4) Click the 'Update Worksheet' button to run the AutoUpdate macro.

5) Compare the Correlation Coefficient of the Count data (cell C8) with the Correlation Coefficient of the Ln(Count) data (cell D8).

6) For the chosen distribution, columns F (Normal) and G (Lognormal) contain probabilities (expressed in %) that the Thresholds listed in column E will be exceeded if conditions (and hence the Counts' distribution) remain unchanged.

Manual Update:

1) List the experimental data in sequence and plot them.

a) Clear the example Count data values from column H (labeled 'Count (C)' and colored rose) by selecting them and choosing 'Clear> Contents' from the 'Edit' menu.

b) Enter your microbial Count data directly into column H or copy your data (1 column of numeric ASCII text values, 1 measurement per line, no gaps) from another source and choose 'Paste Special...Values' from the 'Edit' menu to paste them into the 'Count (C)' column starting at cell H2. The number (up to 16384) of microbial Count measurements that you pasted is shown in cell B2. If you pasted more than 16384 values you must change the 16385 in the formula in cell B2 to refer to a row number that is not less than the number of the row containing the last value that was pasted.

c) The Count data are plotted against their index numbers (i) on the line chart called 'Food Product #1 SPC'. Select the title and change it to refer to your own data.

§ **Directive a**:
Reproduce, word for word, the part of the records that opens with the line containing "Patent image size: (676, 1328)." and closes with the line containing "The control device 36 is at (467, 215).".

[Recorded data]
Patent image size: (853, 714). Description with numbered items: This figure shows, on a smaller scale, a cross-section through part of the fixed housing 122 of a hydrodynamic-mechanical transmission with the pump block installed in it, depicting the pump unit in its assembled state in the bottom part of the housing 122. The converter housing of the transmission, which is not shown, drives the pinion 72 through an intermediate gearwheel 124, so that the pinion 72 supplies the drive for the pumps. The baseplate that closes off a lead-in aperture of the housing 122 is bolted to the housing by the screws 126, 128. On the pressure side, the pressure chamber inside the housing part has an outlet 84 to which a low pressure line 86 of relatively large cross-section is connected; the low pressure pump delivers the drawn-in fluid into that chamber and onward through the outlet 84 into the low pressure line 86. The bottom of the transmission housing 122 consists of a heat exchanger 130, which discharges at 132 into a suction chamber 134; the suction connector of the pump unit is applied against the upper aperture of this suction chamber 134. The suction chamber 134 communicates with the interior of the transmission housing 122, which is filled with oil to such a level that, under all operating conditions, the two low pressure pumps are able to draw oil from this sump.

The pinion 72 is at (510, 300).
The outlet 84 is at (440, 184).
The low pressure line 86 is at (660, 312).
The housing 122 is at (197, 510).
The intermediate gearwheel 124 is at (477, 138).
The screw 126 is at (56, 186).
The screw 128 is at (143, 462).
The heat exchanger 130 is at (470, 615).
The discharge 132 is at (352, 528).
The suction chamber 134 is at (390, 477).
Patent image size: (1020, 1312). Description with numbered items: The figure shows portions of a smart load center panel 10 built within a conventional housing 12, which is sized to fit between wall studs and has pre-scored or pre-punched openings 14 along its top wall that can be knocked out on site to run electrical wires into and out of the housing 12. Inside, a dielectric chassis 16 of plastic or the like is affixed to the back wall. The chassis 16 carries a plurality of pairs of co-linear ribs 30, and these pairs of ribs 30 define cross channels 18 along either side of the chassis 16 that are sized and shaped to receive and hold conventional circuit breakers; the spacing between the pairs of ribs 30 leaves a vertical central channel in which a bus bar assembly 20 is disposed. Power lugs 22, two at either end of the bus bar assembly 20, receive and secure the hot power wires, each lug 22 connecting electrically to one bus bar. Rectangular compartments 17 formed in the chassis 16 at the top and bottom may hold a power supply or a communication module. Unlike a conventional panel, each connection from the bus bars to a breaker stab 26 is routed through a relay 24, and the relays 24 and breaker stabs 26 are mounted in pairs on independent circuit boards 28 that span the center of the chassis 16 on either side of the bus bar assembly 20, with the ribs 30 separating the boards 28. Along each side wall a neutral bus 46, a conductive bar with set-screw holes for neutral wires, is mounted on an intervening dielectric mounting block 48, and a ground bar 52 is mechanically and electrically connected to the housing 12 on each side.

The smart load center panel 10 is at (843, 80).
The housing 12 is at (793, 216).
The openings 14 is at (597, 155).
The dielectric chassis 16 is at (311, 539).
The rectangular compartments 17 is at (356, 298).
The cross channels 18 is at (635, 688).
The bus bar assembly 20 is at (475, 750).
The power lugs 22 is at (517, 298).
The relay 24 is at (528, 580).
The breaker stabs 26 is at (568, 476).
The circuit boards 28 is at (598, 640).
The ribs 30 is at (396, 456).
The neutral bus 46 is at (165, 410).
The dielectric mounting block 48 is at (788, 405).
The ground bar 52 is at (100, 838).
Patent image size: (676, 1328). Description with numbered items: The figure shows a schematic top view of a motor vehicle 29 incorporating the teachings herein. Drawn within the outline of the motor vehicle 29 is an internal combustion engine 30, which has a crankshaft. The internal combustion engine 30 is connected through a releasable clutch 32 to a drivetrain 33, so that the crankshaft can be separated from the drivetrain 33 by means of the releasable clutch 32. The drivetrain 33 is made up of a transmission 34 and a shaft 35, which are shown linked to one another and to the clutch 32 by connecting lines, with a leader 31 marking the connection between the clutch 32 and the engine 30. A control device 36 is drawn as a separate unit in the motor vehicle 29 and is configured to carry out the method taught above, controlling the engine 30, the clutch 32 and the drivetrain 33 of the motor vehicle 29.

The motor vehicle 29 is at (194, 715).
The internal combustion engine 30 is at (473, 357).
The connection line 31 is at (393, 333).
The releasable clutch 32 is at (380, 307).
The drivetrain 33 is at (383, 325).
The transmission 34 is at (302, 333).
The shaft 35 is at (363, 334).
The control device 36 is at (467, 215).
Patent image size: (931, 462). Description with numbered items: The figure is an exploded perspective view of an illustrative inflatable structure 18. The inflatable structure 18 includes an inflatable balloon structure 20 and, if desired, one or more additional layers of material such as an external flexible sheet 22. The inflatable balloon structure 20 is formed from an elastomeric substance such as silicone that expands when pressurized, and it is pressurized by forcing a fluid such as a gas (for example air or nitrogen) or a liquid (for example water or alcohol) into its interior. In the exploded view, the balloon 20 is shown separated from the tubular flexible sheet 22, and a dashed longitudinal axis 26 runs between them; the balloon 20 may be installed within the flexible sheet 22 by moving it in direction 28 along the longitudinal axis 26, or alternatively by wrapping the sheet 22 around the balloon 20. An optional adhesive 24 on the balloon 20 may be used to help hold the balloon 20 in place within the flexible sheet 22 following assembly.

§ **Directive b**:
Pick up the worksheet instructions on microbial count data after their last sentence and carry them further.

§ **Task result a**:
Patent image size: (676, 1328). Description with numbered items: The figure shows a schematic top view of a motor vehicle 29 incorporating the teachings herein. Drawn within the outline of the motor vehicle 29 is an internal combustion engine 30, which has a crankshaft. The internal combustion engine 30 is connected through a releasable clutch 32 to a drivetrain 33, so that the crankshaft can be separated from the drivetrain 33 by means of the releasable clutch 32. The drivetrain 33 is made up of a transmission 34 and a shaft 35, which are shown linked to one another and to the clutch 32 by connecting lines, with a leader 31 marking the connection between the clutch 32 and the engine 30. A control device 36 is drawn as a separate unit in the motor vehicle 29 and is configured to carry out the method taught above, controlling the engine 30, the clutch 32 and the drivetrain 33 of the motor vehicle 29.

The motor vehicle 29 is at (194, 715).
The internal combustion engine 30 is at (473, 357).
The connection line 31 is at (393, 333).
The releasable clutch 32 is at (380, 307).
The drivetrain 33 is at (383, 325).
The transmission 34 is at (302, 333).
The shaft 35 is at (363, 334).
The control device 36 is at (467, 215).

§ **Task result b**:
d) Click on the chart and choose 'Source Data...' from the 'Chart' menu. Click on the 'Series' tab. Be sure the 'Values:' field specifies every row of Count data that you want to appear on the chart by setting the last row of the 'Values:' field (122 in the example chart) to a row that is 1 greater than the last row containing a Count data value (because row 2, not row 1, contains the first data point and we want to be sure the last point appears on the chart).

2) The natural logarithms of the Count data in column H are automatically calculated in column M (colored light yellow).

3) Plot a histogram bar chart of the Count data and of their natural logarithms.

4) The arithmetic mean (AVERAGE), standard deviation (STDEV), skewness (SKEW) and correlation coefficient (CORREL) of the Count and Ln(Count) data are updated automatically.

5) Calculate the autocorrelation function of the data and plot it for lags from 1 to up to 25. The absence of any significant autocorrelation is an indication that the Counts are really independent. The method will most probably work satisfactorily even if "mild" autocorrelations exist, but the reliability of the estimates may be affected.

(See References. Also, see http://www.itl.nist.gov/div898/handbook/main.html for more about autocorrelation and autocorrelation plots.)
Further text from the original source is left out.